Tarefas e exercícios:
[a] Diga se cada afirmação concorda com o trecho sobre Luiza Brunet, respondendo sim ou não e citando as palavras exatas do trecho que decidem: (i) Luiza Brunet tinha 54 anos ao fazer a declaração; (ii) o ex-companheiro é dono de uma emissora no Amazonas; (iii) segundo Luiza Brunet, o que mais inibe as mulheres é o medo.
[b] Por favor, imprima sem alterações a parte do trecho sobre Luiza Brunet que começa com as palavras que contêm "E vocês podem" e termina com "Maria da Penha.".

Trecho fornecido:
------------------------------------------------------------------------

Então, hoje, quando a Luiza Brunet, uma mulher conhecida e sempre muito discreta sobre sua vida pessoal, veio a público revelar que foi agredida pelo ex companheiro (um figurão, dono da RBS SC e suplente de Senador no Amazonas) nós sabemos que além da força pessoal, ela também conta com uma força coletiva. Palavras dela:
É doloroso aos 54 anos ter que me expor dessa maneira. Mas eu criei coragem, perdi o medo e a vergonha por causa da situação que nós, mulheres, vivemos no Brasil. É um desrespeito em relação à gente. O que mais nos inibe é a vergonha. Há mulheres com necessidade de ficar ao lado do agressor por questões econômicas, porque está acostumada ou mesmo por achar que a relação vai melhorar.
Nós sabemos (e ela certamente sabe melhor ainda, por ser uma figura pública) que para muitas pessoas Luiza Brunet deixará de ser sinônimo de “bela, recatada e do lar” ou de mulher linda e bem sucedida para se tornar sinônimo de “interesseira”, “mentirosa” e coisas piores. Mas ela também sabe que tanto ela pode contar com outras mulheres, quanto outras mulheres contarão com ela, porque sua coragem vai fortalecer muitas e ajudar a quebrar vínculos baseados em violência e medo.
Então sei que muita gente vai dizer “vocês só prestam atenção porque é a Luiza Brunet”, quando a questão, para nós, não deveria ser exatamente esta. Nós devemos acolher qualquer mulher que denuncie violência, inclusive esta mulher que com coragem fez uso da sua figura pública para se fortalecer e fortalecer tantas outras.
Sim, é terrível que precise ser assim, que só diante de figuras proeminentes e brutalidades extremas a gente consiga fazer com que o debate sobre violência contra a mulher chegue aos principais meios de comunicação. Mas não podemos ignorar a beleza dessa força que estamos criando juntas. Porque essas mudanças de abordagens, atitudes e debates somos nós, mulheres, que estamos gestando, juntas, por muitos anos. Porque o que nós temos feito, juntas, é sair de nossos casulos e nos fortalecer para dizer que não vamos mais tolerar. Que merecemos mais. Juntas.
E vocês podem achar que eu sou uma tonta altruísta e panfletária por dizer isto, mas a verdade é que separadas não temos força suficiente para afrontar a história e não porque somos fracas, mas porque nossa história tem muito mais história de Legítima Defesa da Honra que de Lei Maria da Penha.

------------------------------------------------------------------------

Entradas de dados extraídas

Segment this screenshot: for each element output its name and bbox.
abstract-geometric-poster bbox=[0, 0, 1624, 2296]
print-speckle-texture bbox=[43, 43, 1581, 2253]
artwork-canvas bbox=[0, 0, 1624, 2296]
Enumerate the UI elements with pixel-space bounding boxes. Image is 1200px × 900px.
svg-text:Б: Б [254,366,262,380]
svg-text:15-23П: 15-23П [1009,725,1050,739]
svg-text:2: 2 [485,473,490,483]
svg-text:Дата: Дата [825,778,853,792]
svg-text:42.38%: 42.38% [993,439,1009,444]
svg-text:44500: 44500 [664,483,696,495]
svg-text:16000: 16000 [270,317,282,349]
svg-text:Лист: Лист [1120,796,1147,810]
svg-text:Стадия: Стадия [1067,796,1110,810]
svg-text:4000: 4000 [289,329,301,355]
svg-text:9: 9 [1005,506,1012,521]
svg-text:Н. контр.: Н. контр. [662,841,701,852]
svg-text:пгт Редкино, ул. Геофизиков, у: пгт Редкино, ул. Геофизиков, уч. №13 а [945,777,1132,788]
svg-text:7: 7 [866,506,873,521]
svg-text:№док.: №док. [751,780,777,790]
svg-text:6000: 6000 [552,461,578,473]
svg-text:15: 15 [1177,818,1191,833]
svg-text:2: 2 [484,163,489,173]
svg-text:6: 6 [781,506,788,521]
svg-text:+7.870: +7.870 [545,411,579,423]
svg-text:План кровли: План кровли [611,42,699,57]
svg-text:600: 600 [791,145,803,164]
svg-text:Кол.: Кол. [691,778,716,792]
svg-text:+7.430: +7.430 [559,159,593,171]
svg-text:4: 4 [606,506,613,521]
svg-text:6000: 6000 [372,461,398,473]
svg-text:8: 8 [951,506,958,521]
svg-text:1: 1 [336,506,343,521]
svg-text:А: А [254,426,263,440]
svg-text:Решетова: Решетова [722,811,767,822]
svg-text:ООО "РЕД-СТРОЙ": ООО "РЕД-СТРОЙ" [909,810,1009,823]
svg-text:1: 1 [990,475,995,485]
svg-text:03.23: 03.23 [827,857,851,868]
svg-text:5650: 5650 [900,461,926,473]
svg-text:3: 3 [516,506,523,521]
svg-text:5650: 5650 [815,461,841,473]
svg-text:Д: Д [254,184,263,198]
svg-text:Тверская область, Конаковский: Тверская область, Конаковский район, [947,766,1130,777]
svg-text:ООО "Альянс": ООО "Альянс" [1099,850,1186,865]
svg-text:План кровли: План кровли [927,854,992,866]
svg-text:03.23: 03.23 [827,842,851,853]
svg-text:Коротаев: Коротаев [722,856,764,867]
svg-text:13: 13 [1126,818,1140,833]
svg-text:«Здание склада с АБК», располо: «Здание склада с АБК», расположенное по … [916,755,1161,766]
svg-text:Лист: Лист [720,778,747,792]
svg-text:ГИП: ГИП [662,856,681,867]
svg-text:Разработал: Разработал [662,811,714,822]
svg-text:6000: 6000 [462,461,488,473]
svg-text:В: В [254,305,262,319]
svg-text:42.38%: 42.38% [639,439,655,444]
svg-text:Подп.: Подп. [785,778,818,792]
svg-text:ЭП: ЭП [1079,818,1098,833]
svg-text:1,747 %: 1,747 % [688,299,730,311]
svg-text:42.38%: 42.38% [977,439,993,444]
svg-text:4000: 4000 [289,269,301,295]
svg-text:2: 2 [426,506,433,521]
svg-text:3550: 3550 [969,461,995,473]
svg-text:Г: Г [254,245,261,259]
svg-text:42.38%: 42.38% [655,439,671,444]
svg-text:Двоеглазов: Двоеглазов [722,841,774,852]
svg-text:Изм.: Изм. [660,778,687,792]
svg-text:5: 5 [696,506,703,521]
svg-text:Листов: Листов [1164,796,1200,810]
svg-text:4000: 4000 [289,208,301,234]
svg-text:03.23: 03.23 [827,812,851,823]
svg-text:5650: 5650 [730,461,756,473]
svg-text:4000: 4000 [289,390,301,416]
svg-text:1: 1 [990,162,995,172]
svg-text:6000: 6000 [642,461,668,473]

------------------------------------------------------------------------

Soluções por tarefa:
[a]
(i) Sim: "É doloroso aos 54 anos ter que me expor dessa maneira."
(ii) Não: "dono da RBS SC e suplente de Senador no Amazonas"
(iii) Não: "O que mais nos inibe é a vergonha."

[b]
E vocês podem achar que eu sou uma tonta altruísta e panfletária por dizer isto, mas a verdade é que separadas não temos força suficiente para afrontar a história e não porque somos fracas, mas porque nossa história tem muito mais história de Legítima Defesa da Honra que de Lei Maria da Penha.